ENTRIES start

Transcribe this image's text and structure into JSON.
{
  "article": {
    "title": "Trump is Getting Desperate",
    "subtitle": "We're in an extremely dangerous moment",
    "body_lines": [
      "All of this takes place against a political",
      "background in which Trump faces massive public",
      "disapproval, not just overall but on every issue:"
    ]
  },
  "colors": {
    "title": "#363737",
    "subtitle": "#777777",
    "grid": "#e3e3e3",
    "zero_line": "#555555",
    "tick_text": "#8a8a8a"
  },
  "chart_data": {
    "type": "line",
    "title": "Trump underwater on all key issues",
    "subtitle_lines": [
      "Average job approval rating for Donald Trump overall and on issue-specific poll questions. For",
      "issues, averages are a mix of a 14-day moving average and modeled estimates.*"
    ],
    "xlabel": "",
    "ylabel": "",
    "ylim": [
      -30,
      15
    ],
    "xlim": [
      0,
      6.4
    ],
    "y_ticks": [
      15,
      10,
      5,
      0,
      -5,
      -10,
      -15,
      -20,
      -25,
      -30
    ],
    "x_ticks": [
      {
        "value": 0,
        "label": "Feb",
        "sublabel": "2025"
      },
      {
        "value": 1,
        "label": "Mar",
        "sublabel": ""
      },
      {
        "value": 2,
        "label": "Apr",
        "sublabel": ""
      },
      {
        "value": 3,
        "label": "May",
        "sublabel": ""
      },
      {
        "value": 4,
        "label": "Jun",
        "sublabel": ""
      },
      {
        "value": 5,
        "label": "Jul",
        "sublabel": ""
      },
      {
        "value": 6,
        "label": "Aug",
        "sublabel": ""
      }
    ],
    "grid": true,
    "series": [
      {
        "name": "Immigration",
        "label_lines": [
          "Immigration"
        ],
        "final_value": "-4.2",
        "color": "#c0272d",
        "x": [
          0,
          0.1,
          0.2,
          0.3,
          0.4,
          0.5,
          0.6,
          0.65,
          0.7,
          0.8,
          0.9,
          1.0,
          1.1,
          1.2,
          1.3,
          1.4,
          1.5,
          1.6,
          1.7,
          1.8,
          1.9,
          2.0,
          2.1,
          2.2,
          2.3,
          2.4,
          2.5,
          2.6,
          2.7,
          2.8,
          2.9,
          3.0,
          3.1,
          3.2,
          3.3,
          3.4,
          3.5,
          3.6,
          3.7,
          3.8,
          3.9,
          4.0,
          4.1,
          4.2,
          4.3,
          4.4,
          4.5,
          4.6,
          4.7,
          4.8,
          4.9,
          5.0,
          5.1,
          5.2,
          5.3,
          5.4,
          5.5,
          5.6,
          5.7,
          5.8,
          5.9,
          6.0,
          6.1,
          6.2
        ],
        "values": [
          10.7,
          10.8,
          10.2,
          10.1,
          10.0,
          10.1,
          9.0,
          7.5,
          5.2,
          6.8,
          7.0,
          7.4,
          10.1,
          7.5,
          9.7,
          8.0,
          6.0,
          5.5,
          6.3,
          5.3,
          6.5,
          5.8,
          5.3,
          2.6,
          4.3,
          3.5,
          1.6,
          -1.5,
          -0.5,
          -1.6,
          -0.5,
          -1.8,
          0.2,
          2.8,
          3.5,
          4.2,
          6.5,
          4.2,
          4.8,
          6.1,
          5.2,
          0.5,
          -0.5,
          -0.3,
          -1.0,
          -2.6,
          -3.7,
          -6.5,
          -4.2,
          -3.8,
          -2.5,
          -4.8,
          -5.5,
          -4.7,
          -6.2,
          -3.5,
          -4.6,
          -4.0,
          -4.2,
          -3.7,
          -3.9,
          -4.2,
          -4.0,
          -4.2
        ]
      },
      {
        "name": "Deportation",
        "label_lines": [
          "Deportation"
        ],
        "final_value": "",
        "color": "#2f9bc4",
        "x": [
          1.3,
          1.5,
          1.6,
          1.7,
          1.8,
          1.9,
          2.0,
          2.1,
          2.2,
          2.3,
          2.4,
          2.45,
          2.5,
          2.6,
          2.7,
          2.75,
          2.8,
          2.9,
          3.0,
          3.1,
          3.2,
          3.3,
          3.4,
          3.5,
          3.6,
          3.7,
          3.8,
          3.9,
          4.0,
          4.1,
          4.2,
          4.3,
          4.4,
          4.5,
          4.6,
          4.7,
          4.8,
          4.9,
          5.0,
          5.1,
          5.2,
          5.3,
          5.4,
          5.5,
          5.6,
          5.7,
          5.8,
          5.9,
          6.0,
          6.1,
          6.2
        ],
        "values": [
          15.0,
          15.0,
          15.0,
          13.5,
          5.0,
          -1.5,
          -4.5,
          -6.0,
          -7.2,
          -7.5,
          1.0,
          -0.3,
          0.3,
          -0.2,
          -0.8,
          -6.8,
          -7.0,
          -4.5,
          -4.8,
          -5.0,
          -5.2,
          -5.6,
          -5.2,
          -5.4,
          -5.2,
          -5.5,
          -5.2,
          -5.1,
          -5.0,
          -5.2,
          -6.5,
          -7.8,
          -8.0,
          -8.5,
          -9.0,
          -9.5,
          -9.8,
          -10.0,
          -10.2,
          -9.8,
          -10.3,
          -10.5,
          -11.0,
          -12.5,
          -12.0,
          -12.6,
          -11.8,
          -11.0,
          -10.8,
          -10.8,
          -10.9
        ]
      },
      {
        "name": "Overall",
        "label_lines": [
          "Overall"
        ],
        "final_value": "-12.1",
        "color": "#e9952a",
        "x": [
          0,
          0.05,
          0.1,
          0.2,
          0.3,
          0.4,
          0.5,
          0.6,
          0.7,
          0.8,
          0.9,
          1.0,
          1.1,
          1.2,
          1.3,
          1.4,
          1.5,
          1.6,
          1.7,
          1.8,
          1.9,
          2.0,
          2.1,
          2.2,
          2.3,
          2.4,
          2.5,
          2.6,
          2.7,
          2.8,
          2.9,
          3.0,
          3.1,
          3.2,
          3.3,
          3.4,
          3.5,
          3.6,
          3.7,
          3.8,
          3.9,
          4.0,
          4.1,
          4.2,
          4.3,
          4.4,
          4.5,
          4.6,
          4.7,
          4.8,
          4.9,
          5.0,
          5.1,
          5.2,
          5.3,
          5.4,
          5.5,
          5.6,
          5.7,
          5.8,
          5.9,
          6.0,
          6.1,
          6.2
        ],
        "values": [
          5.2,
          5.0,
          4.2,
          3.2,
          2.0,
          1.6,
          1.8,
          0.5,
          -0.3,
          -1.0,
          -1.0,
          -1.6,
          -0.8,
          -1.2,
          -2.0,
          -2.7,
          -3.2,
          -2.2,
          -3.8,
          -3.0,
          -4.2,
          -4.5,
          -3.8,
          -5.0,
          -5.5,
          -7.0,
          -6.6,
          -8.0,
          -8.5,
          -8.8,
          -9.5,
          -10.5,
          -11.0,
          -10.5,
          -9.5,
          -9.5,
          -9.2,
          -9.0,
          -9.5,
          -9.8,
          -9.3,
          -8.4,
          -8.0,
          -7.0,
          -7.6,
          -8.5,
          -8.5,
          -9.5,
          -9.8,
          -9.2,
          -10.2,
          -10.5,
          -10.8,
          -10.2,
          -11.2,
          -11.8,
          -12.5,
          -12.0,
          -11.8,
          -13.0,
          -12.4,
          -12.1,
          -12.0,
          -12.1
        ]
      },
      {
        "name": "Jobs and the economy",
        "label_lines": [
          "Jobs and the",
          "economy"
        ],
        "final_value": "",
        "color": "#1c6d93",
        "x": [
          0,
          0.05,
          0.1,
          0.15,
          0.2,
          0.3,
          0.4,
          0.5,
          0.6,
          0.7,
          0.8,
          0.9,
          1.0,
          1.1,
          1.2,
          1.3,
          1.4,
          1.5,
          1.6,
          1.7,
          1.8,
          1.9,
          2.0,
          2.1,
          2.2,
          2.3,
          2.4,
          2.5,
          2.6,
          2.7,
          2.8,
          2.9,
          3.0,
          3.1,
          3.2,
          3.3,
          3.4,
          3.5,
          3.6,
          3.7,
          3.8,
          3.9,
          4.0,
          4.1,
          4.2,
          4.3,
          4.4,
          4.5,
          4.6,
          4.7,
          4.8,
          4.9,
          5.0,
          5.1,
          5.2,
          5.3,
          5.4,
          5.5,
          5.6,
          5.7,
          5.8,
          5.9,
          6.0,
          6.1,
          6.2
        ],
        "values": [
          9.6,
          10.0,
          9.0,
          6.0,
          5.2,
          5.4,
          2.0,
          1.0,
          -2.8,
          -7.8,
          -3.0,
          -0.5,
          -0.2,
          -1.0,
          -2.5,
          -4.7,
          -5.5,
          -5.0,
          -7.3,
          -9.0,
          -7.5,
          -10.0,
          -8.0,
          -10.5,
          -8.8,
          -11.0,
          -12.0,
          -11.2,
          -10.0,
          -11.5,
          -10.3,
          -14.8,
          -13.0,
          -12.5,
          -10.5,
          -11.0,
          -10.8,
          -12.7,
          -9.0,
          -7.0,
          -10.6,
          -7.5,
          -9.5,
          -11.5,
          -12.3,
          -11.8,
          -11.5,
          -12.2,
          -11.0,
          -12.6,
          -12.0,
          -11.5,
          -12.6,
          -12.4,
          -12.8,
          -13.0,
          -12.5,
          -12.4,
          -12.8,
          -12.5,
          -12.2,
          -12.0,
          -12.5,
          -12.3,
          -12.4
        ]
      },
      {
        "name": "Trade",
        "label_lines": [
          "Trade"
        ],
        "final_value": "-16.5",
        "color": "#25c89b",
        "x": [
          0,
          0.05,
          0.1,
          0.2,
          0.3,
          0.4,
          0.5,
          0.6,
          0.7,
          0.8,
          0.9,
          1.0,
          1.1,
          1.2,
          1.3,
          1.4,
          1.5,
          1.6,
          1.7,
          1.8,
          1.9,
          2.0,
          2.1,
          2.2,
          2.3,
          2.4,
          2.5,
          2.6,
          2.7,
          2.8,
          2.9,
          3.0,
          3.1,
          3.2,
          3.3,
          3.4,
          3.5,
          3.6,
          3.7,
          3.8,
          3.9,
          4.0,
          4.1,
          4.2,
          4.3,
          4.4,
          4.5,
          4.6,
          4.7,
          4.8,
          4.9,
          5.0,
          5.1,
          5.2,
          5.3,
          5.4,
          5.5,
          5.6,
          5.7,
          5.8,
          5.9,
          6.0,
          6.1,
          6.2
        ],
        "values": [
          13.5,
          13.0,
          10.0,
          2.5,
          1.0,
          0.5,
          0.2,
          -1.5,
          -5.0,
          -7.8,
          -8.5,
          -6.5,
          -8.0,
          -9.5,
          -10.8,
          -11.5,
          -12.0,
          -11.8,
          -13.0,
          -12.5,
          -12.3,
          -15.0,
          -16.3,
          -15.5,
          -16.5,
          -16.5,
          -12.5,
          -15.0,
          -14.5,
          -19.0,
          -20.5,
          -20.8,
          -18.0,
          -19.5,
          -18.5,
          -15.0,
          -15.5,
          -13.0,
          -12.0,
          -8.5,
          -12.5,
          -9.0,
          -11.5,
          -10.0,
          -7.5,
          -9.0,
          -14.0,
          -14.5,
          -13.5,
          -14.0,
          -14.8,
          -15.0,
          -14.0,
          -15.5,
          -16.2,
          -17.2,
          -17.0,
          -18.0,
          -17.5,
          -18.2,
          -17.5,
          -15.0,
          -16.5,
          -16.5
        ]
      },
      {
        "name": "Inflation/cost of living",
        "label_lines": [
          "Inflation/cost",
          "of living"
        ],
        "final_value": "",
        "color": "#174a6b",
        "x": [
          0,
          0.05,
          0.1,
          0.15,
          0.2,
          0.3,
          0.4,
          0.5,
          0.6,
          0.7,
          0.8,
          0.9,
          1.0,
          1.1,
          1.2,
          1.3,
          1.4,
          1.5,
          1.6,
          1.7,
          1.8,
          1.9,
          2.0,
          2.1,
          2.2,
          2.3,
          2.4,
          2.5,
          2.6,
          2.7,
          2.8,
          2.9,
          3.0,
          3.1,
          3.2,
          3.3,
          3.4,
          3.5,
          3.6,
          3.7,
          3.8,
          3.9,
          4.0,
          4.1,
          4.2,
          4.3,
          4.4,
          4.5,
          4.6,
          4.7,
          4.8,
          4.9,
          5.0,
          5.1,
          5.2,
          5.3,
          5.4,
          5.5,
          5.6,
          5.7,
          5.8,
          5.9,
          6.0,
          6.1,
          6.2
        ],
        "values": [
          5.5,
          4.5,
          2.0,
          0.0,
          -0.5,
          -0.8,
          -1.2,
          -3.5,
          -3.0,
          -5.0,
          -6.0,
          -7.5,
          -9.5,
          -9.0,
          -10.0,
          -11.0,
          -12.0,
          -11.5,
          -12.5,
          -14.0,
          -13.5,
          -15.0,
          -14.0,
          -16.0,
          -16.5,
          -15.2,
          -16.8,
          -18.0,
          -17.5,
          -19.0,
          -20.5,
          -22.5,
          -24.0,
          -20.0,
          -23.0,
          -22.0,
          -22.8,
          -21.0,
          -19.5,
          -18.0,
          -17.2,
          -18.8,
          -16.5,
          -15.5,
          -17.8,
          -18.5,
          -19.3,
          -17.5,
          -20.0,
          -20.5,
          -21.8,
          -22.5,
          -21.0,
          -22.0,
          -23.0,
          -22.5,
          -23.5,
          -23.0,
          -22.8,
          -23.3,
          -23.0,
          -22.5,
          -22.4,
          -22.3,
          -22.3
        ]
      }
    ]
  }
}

ENTRIES end

Pick out and copy the lines of the entries that hold the string "Inflation".

        "name": "Inflation/cost of living",
          "Inflation/cost",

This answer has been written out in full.